| CHALLENGE |
Filter the entries below, keeping every line that has the word "西安市工业和信息化局关于开展建设零碳工厂".

******

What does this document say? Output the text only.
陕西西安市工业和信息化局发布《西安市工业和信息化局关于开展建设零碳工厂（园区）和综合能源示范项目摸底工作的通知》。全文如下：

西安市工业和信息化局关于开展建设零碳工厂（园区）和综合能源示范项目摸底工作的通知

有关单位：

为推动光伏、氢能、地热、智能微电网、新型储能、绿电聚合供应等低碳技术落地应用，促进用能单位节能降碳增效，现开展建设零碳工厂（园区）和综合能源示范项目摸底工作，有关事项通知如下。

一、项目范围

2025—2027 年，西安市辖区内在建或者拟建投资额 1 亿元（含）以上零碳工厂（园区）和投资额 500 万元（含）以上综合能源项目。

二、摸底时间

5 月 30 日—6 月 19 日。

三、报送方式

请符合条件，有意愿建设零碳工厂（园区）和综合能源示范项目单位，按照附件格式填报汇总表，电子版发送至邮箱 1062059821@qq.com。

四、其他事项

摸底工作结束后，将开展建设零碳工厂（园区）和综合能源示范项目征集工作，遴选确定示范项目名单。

******

| SOLUTION FOR THIS TASK |
陕西西安市工业和信息化局发布《西安市工业和信息化局关于开展建设零碳工厂（园区）和综合能源示范项目摸底工作的通知》。全文如下：
西安市工业和信息化局关于开展建设零碳工厂（园区）和综合能源示范项目摸底工作的通知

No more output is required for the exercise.